■ What the exercise asks:
Copy out each line exactly as it appears.

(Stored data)
+ + + +

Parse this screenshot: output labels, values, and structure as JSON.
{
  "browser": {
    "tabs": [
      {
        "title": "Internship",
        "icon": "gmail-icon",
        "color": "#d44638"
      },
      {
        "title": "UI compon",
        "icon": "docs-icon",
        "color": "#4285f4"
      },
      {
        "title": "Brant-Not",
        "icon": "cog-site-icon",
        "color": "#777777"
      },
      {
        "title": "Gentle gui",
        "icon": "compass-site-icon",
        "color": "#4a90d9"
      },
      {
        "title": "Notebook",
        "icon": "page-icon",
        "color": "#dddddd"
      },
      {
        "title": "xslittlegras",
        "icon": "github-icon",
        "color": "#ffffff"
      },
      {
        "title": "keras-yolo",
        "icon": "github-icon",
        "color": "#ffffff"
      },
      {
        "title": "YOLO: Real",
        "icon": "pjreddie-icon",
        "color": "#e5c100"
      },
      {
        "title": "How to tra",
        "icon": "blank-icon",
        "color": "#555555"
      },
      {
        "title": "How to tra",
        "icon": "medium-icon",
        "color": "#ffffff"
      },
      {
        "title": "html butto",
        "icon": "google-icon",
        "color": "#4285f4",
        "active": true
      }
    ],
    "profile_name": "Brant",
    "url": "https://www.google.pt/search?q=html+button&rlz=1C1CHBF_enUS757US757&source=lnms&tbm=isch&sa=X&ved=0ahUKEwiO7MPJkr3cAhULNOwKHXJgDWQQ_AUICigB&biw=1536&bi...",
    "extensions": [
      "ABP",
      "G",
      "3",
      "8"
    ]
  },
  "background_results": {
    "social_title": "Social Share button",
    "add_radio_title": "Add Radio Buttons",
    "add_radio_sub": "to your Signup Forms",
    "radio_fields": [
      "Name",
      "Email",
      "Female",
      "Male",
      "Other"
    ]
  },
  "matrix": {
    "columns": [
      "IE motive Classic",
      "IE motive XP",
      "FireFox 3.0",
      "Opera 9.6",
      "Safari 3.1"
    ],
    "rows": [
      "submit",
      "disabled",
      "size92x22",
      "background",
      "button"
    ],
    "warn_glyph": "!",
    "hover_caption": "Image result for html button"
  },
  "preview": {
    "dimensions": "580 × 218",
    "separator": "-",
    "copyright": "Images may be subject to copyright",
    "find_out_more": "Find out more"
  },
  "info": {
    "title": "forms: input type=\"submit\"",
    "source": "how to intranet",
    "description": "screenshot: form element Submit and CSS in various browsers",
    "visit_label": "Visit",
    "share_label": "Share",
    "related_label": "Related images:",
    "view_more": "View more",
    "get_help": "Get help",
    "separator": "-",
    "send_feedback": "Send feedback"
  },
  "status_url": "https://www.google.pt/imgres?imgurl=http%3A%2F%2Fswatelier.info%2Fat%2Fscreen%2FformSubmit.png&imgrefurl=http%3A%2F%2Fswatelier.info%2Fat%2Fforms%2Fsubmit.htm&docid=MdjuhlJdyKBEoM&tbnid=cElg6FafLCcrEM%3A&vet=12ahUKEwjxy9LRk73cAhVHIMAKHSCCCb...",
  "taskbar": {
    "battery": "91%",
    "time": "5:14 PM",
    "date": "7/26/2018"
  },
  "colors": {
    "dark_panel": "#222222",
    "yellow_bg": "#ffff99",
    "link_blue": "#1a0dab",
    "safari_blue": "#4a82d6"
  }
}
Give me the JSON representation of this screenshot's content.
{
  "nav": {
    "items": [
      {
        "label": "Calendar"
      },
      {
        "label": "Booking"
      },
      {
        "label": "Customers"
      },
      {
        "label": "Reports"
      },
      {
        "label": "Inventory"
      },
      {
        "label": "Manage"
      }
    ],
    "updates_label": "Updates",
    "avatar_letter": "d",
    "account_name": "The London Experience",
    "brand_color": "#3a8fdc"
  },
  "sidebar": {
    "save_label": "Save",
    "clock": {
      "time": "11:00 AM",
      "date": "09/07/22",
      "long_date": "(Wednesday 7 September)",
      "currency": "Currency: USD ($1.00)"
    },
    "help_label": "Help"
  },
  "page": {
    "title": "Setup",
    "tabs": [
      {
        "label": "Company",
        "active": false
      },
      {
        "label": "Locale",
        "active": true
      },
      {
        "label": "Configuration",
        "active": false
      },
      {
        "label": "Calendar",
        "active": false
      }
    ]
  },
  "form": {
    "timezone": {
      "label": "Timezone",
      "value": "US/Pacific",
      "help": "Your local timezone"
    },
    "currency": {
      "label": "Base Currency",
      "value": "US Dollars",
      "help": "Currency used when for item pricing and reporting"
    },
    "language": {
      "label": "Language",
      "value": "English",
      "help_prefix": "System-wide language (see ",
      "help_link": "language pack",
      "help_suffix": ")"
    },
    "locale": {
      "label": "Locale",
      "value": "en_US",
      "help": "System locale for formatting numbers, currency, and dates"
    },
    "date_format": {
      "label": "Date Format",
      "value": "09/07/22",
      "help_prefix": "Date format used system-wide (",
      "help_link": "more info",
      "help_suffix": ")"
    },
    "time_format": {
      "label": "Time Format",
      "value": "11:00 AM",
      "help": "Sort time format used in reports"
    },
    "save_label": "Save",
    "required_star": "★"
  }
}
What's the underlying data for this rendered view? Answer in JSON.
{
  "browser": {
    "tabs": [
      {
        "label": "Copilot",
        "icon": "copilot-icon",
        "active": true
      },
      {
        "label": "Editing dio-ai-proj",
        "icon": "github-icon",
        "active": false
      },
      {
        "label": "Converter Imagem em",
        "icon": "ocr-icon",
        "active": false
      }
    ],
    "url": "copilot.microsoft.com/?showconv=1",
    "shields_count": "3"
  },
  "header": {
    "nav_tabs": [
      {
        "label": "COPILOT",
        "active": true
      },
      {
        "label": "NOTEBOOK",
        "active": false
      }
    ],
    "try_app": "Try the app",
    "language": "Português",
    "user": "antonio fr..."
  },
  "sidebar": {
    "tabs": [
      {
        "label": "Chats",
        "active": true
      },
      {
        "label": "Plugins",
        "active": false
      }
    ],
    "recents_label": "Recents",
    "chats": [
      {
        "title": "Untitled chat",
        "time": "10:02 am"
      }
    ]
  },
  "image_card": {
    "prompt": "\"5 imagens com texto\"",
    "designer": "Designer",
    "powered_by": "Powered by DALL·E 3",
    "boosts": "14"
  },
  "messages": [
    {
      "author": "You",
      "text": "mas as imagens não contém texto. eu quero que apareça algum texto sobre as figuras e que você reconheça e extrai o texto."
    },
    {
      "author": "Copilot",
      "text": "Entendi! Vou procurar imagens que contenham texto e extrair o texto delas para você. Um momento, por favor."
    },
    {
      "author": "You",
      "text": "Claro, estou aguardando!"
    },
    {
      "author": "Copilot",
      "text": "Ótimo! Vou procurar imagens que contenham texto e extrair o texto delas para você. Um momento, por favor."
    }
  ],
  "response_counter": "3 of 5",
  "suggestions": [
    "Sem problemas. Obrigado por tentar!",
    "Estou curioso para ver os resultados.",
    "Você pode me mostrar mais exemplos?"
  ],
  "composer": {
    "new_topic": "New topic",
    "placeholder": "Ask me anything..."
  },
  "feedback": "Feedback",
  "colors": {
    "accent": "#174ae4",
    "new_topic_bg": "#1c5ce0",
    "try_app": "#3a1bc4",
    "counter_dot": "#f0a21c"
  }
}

+ + + +

■ Written solution:
Parse this screenshot: output labels, values, and structure as JSON.
{
  "browser": {
    "tabs": [
      {
        "title": "Internship",
        "icon": "gmail-icon",
        "color": "#d44638"
      },
      {
        "title": "UI compon",
        "icon": "docs-icon",
        "color": "#4285f4"
      },
      {
        "title": "Brant-Not",
        "icon": "cog-site-icon",
        "color": "#777777"
      },
      {
        "title": "Gentle gui",
        "icon": "compass-site-icon",
        "color": "#4a90d9"
      },
      {
        "title": "Notebook",
        "icon": "page-icon",
        "color": "#dddddd"
      },
      {
        "title": "xslittlegras",
        "icon": "github-icon",
        "color": "#ffffff"
      },
      {
        "title": "keras-yolo",
        "icon": "github-icon",
        "color": "#ffffff"
      },
      {
        "title": "YOLO: Real",
        "icon": "pjreddie-icon",
        "color": "#e5c100"
      },
      {
        "title": "How to tra",
        "icon": "blank-icon",
        "color": "#555555"
      },
      {
        "title": "How to tra",
        "icon": "medium-icon",
        "color": "#ffffff"
      },
      {
        "title": "html butto",
        "icon": "google-icon",
        "color": "#4285f4",
        "active": true
      }
    ],
    "profile_name": "Brant",
    "url": "https://www.google.pt/search?q=html+button&rlz=1C1CHBF_enUS757US757&source=lnms&tbm=isch&sa=X&ved=0ahUKEwiO7MPJkr3cAhULNOwKHXJgDWQQ_AUICigB&biw=1536&bi...",
    "extensions": [
      "ABP",
      "G",
      "3",
      "8"
    ]
  },
  "background_results": {
    "social_title": "Social Share button",
    "add_radio_title": "Add Radio Buttons",
    "add_radio_sub": "to your Signup Forms",
    "radio_fields": [
      "Name",
      "Email",
      "Female",
      "Male",
      "Other"
    ]
  },
  "matrix": {
    "columns": [
      "IE motive Classic",
      "IE motive XP",
      "FireFox 3.0",
      "Opera 9.6",
      "Safari 3.1"
    ],
    "rows": [
      "submit",
      "disabled",
      "size92x22",
      "background",
      "button"
    ],
    "warn_glyph": "!",
    "hover_caption": "Image result for html button"
  },
  "preview": {
    "dimensions": "580 × 218",
    "separator": "-",
    "copyright": "Images may be subject to copyright",
    "find_out_more": "Find out more"
  },
  "info": {
    "title": "forms: input type=\"submit\"",
    "source": "how to intranet",
    "description": "screenshot: form element Submit and CSS in various browsers",
    "visit_label": "Visit",
    "share_label": "Share",
    "related_label": "Related images:",
    "view_more": "View more",
    "get_help": "Get help",
    "separator": "-",
    "send_feedback": "Send feedback"
  },
  "status_url": "https://www.google.pt/imgres?imgurl=http%3A%2F%2Fswatelier.info%2Fat%2Fscreen%2FformSubmit.png&imgrefurl=http%3A%2F%2Fswatelier.info%2Fat%2Fforms%2Fsubmit.htm&docid=MdjuhlJdyKBEoM&tbnid=cElg6FafLCcrEM%3A&vet=12ahUKEwjxy9LRk73cAhVHIMAKHSCCCb...",
  "taskbar": {
    "battery": "91%",
    "time": "5:14 PM",
    "date": "7/26/2018"
  },
  "colors": {
    "dark_panel": "#222222",
    "yellow_bg": "#ffff99",
    "link_blue": "#1a0dab",
    "safari_blue": "#4a82d6"
  }
}
Give me the JSON representation of this screenshot's content.
{
  "nav": {
    "items": [
      {
        "label": "Calendar"
      },
      {
        "label": "Booking"
      },
      {
        "label": "Customers"
      },
      {
        "label": "Reports"
      },
      {
        "label": "Inventory"
      },
      {
        "label": "Manage"
      }
    ],
    "updates_label": "Updates",
    "avatar_letter": "d",
    "account_name": "The London Experience",
    "brand_color": "#3a8fdc"
  },
  "sidebar": {
    "save_label": "Save",
    "clock": {
      "time": "11:00 AM",
      "date": "09/07/22",
      "long_date": "(Wednesday 7 September)",
      "currency": "Currency: USD ($1.00)"
    },
    "help_label": "Help"
  },
  "page": {
    "title": "Setup",
    "tabs": [
      {
        "label": "Company",
        "active": false
      },
      {
        "label": "Locale",
        "active": true
      },
      {
        "label": "Configuration",
        "active": false
      },
      {
        "label": "Calendar",
        "active": false
      }
    ]
  },
  "form": {
    "timezone": {
      "label": "Timezone",
      "value": "US/Pacific",
      "help": "Your local timezone"
    },
    "currency": {
      "label": "Base Currency",
      "value": "US Dollars",
      "help": "Currency used when for item pricing and reporting"
    },
    "language": {
      "label": "Language",
      "value": "English",
      "help_prefix": "System-wide language (see ",
      "help_link": "language pack",
      "help_suffix": ")"
    },
    "locale": {
      "label": "Locale",
      "value": "en_US",
      "help": "System locale for formatting numbers, currency, and dates"
    },
    "date_format": {
      "label": "Date Format",
      "value": "09/07/22",
      "help_prefix": "Date format used system-wide (",
      "help_link": "more info",
      "help_suffix": ")"
    },
    "time_format": {
      "label": "Time Format",
      "value": "11:00 AM",
      "help": "Sort time format used in reports"
    },
    "save_label": "Save",
    "required_star": "★"
  }
}
What's the underlying data for this rendered view? Answer in JSON.
{
  "browser": {
    "tabs": [
      {
        "label": "Copilot",
        "icon": "copilot-icon",
        "active": true
      },
      {
        "label": "Editing dio-ai-proj",
        "icon": "github-icon",
        "active": false
      },
      {
        "label": "Converter Imagem em",
        "icon": "ocr-icon",
        "active": false
      }
    ],
    "url": "copilot.microsoft.com/?showconv=1",
    "shields_count": "3"
  },
  "header": {
    "nav_tabs": [
      {
        "label": "COPILOT",
        "active": true
      },
      {
        "label": "NOTEBOOK",
        "active": false
      }
    ],
    "try_app": "Try the app",
    "language": "Português",
    "user": "antonio fr..."
  },
  "sidebar": {
    "tabs": [
      {
        "label": "Chats",
        "active": true
      },
      {
        "label": "Plugins",
        "active": false
      }
    ],
    "recents_label": "Recents",
    "chats": [
      {
        "title": "Untitled chat",
        "time": "10:02 am"
      }
    ]
  },
  "image_card": {
    "prompt": "\"5 imagens com texto\"",
    "designer": "Designer",
    "powered_by": "Powered by DALL·E 3",
    "boosts": "14"
  },
  "messages": [
    {
      "author": "You",
      "text": "mas as imagens não contém texto. eu quero que apareça algum texto sobre as figuras e que você reconheça e extrai o texto."
    },
    {
      "author": "Copilot",
      "text": "Entendi! Vou procurar imagens que contenham texto e extrair o texto delas para você. Um momento, por favor."
    },
    {
      "author": "You",
      "text": "Claro, estou aguardando!"
    },
    {
      "author": "Copilot",
      "text": "Ótimo! Vou procurar imagens que contenham texto e extrair o texto delas para você. Um momento, por favor."
    }
  ],
  "response_counter": "3 of 5",
  "suggestions": [
    "Sem problemas. Obrigado por tentar!",
    "Estou curioso para ver os resultados.",
    "Você pode me mostrar mais exemplos?"
  ],
  "composer": {
    "new_topic": "New topic",
    "placeholder": "Ask me anything..."
  },
  "feedback": "Feedback",
  "colors": {
    "accent": "#174ae4",
    "new_topic_bg": "#1c5ce0",
    "try_app": "#3a1bc4",
    "counter_dot": "#f0a21c"
  }
}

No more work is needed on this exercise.